• _DOCUMENT SECTION_
The bill also targets management service organizations, companies that handle billing, scheduling and human resources for medical practices. These companies have been criticized for being used as a backdoor to take control of medical practices. The bill limits the control these companies can have on practices. 

Hospitals, health systems, long-term care facilities, including skilled nursing facilities and behavioral health services will be exempt, Bowman said. 

The bill specifies that no enforcement action will be taken for seven years to give companies time to conform to it. 

“I think that’s a very generous amount of time to come into compliance with the bill,” said Bowman. 

Maureen McGee, a lobbyist for private equity owned Rayus Radiology, told the committee that the bill would limit “the potential for innovation and progressive management strategies” that would end up driving up costs for consumers. 

Zebley, of the American Telemedicine Association, said that despite working with Bowman on the bill, his group opposes it “because it will result in significant unintended consequences such as reduced access to care, less innovation and less choice for Oregon patients and providers.” 

Zebley said that his group’s members offer mental health, substance use disorder treatment, gender affirming care, women's health, sexual health and reproductive health to low-income and stigmatized populations at convenient hours. Had this bill been in place earlier, he argued, telemedicine companies wouldn’t have set up shop in Oregon because of the uncertainty it would create with investors. 

Jessica Rigsby, vice president of telemedicine addictions treatment provider Ophelia, took particular issues with how the bill limits the role of management service organizations, adding that her company doesn't have a presence in Oregon. The bill would require companies’ operations and contracts in Oregon to be so different from other states it would no longer be a viable place to do business, she said.

• _WHAT THE EXERCISE ASKS_
Please reproduce the news excerpt about the bill word for word, everything from "Hospitals, health systems, long-term" down to "conform to it.". Rely on nothing but the news excerpt about the bill.

• _INFORMATION PROVIDED_
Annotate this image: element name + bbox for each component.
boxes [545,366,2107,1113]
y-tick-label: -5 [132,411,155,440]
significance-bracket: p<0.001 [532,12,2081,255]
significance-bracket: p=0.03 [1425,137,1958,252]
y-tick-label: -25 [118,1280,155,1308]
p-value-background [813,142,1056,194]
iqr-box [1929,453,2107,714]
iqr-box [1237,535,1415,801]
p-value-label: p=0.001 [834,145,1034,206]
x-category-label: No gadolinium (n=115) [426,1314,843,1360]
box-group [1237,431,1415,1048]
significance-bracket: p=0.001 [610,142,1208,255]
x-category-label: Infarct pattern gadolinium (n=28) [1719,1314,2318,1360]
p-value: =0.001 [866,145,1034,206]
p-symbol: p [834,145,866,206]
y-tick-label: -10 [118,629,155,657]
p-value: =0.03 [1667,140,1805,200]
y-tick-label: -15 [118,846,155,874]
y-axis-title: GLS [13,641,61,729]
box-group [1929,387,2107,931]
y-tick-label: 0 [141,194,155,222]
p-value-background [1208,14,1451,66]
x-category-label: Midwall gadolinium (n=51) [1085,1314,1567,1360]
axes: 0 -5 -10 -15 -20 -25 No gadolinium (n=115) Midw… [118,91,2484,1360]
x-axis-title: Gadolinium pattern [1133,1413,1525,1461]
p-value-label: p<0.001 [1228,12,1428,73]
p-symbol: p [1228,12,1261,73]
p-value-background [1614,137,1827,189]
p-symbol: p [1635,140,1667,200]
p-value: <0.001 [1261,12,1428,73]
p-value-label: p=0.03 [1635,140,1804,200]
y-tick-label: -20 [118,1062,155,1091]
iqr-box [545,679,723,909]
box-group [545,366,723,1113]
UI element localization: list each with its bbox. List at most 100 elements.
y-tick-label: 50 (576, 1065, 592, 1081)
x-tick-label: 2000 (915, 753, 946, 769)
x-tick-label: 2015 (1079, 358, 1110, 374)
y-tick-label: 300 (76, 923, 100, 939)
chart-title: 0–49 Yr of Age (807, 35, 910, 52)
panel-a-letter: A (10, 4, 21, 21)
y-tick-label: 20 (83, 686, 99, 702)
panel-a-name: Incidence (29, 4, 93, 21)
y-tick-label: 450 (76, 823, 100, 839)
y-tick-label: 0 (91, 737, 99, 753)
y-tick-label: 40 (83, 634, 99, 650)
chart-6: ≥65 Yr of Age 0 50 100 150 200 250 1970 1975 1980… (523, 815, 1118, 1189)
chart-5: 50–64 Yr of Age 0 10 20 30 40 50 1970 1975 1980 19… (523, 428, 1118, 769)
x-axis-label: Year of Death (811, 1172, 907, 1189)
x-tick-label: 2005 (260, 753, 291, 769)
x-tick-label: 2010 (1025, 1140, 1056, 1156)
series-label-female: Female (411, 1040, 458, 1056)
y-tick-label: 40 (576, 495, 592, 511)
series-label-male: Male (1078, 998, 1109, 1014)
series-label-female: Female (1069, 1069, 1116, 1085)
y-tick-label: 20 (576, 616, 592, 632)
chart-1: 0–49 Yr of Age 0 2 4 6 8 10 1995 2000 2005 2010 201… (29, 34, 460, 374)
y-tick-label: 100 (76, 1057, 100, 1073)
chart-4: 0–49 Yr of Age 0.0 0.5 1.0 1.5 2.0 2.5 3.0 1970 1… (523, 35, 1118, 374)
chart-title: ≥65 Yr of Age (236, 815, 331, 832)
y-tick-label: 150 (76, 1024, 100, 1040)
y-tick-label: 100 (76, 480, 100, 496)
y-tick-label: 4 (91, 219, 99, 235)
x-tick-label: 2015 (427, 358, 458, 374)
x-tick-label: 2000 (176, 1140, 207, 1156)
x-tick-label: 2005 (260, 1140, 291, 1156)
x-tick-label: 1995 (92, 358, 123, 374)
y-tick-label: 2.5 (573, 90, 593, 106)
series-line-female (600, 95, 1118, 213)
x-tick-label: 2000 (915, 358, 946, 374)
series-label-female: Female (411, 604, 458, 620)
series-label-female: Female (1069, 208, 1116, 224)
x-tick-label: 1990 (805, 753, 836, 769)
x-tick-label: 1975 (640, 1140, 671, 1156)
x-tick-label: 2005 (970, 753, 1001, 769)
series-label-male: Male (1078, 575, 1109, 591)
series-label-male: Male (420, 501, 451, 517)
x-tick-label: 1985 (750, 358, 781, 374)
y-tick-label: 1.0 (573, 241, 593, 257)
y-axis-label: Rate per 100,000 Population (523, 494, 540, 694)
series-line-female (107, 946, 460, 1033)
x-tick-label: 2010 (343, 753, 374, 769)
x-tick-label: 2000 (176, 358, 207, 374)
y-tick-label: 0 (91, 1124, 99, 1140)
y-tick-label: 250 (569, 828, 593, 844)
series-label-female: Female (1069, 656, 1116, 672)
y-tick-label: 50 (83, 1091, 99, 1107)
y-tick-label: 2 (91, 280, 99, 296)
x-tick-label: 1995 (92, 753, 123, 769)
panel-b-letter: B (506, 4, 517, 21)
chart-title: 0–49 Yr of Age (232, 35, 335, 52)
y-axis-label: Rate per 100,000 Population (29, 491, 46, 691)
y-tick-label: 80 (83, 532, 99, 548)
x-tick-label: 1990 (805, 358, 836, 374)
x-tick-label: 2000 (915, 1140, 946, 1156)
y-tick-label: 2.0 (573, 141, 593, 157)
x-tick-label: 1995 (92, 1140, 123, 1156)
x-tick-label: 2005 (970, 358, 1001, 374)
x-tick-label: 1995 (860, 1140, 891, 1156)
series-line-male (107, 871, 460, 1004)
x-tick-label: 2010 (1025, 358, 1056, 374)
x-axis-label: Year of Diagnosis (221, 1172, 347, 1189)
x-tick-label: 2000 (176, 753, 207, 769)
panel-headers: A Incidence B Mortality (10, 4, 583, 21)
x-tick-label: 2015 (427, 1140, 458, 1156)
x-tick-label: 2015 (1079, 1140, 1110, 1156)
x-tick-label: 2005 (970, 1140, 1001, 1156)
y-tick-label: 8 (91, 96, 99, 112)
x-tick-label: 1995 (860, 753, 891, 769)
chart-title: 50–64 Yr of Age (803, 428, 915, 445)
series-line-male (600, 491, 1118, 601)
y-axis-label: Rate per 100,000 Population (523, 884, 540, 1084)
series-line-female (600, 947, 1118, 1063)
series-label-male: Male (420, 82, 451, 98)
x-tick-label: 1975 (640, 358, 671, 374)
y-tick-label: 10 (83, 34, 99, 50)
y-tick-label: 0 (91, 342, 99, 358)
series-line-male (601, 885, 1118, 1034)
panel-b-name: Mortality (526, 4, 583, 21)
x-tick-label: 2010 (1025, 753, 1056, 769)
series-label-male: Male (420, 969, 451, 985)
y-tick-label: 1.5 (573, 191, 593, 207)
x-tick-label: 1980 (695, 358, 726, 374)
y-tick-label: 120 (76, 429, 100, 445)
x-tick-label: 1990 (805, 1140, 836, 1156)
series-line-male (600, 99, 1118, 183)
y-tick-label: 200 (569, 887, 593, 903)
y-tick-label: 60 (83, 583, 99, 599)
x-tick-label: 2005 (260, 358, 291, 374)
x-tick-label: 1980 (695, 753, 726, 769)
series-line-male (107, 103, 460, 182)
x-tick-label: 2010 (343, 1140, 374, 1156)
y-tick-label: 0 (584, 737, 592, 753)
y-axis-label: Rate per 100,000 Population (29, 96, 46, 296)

• _WRITTEN ANSWER_
Hospitals, health systems, long-term care facilities, including skilled nursing facilities and behavioral health services will be exempt, Bowman said. 

The bill specifies that no enforcement action will be taken for seven years to give companies time to conform to it.